== Collected data entries ==
★ ★ ★ ★ ★
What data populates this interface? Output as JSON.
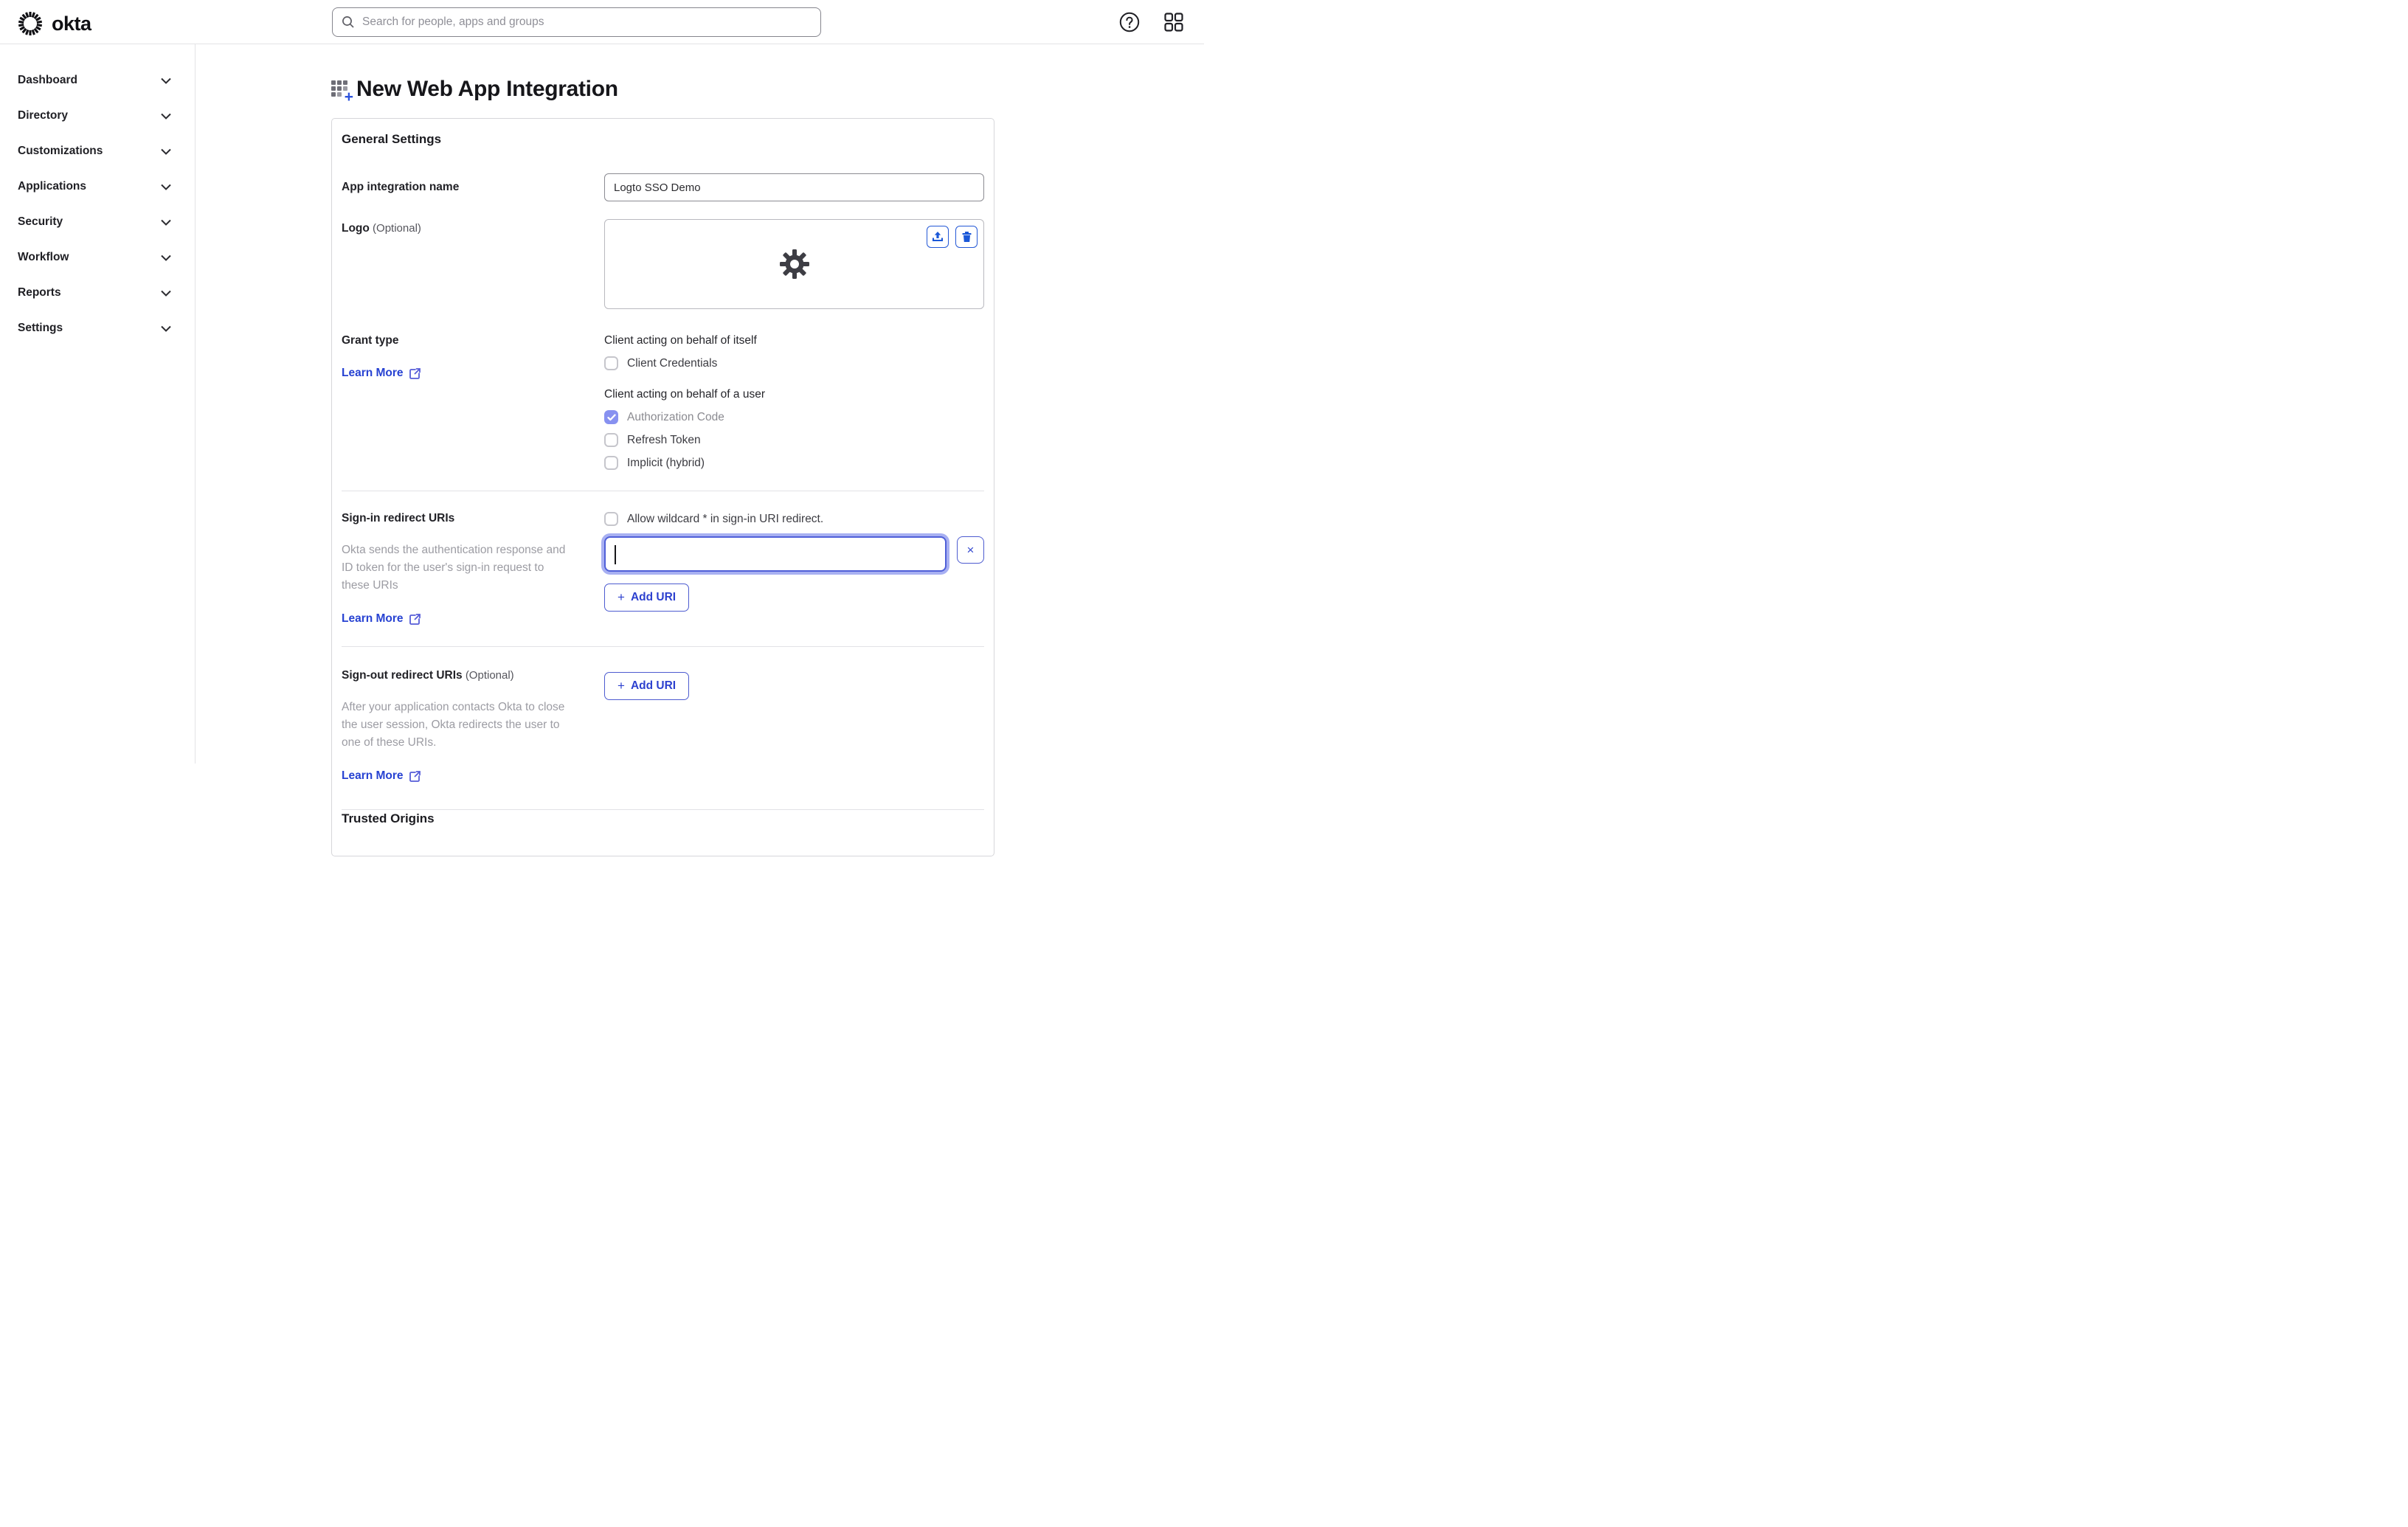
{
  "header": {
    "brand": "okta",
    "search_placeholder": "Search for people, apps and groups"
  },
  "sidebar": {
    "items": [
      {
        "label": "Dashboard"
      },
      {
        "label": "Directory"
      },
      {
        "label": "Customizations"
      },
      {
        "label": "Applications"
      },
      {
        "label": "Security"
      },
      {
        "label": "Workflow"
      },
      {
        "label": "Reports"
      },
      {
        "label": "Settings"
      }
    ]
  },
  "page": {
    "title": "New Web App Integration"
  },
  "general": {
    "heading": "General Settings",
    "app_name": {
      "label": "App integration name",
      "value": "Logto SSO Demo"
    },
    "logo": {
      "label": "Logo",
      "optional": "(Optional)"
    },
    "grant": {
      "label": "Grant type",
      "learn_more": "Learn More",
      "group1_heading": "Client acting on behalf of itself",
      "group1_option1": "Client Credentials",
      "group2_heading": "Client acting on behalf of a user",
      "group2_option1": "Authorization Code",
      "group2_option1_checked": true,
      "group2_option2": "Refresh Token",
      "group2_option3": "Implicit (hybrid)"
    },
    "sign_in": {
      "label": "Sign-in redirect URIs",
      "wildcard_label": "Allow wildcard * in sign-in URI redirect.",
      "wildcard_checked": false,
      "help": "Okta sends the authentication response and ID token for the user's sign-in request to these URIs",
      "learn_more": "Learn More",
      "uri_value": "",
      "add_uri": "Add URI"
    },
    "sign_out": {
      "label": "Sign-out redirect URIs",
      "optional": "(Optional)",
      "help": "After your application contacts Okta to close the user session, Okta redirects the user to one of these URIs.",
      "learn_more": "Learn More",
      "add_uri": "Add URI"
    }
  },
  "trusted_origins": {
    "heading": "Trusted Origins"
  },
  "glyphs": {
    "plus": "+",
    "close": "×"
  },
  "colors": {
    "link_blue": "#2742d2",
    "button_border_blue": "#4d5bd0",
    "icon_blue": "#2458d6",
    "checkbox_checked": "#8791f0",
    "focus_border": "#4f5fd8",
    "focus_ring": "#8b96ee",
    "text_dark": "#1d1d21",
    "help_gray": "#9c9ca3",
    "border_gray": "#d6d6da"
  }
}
★ ★ ★ ★ ★
== Work instructions ==
Repeat the data above exactly, but not the pictures.

== Task answer ==
What data populates this interface? Output as JSON.
{
  "header": {
    "brand": "okta",
    "search_placeholder": "Search for people, apps and groups"
  },
  "sidebar": {
    "items": [
      {
        "label": "Dashboard"
      },
      {
        "label": "Directory"
      },
      {
        "label": "Customizations"
      },
      {
        "label": "Applications"
      },
      {
        "label": "Security"
      },
      {
        "label": "Workflow"
      },
      {
        "label": "Reports"
      },
      {
        "label": "Settings"
      }
    ]
  },
  "page": {
    "title": "New Web App Integration"
  },
  "general": {
    "heading": "General Settings",
    "app_name": {
      "label": "App integration name",
      "value": "Logto SSO Demo"
    },
    "logo": {
      "label": "Logo",
      "optional": "(Optional)"
    },
    "grant": {
      "label": "Grant type",
      "learn_more": "Learn More",
      "group1_heading": "Client acting on behalf of itself",
      "group1_option1": "Client Credentials",
      "group2_heading": "Client acting on behalf of a user",
      "group2_option1": "Authorization Code",
      "group2_option1_checked": true,
      "group2_option2": "Refresh Token",
      "group2_option3": "Implicit (hybrid)"
    },
    "sign_in": {
      "label": "Sign-in redirect URIs",
      "wildcard_label": "Allow wildcard * in sign-in URI redirect.",
      "wildcard_checked": false,
      "help": "Okta sends the authentication response and ID token for the user's sign-in request to these URIs",
      "learn_more": "Learn More",
      "uri_value": "",
      "add_uri": "Add URI"
    },
    "sign_out": {
      "label": "Sign-out redirect URIs",
      "optional": "(Optional)",
      "help": "After your application contacts Okta to close the user session, Okta redirects the user to one of these URIs.",
      "learn_more": "Learn More",
      "add_uri": "Add URI"
    }
  },
  "trusted_origins": {
    "heading": "Trusted Origins"
  },
  "glyphs": {
    "plus": "+",
    "close": "×"
  },
  "colors": {
    "link_blue": "#2742d2",
    "button_border_blue": "#4d5bd0",
    "icon_blue": "#2458d6",
    "checkbox_checked": "#8791f0",
    "focus_border": "#4f5fd8",
    "focus_ring": "#8b96ee",
    "text_dark": "#1d1d21",
    "help_gray": "#9c9ca3",
    "border_gray": "#d6d6da"
  }
}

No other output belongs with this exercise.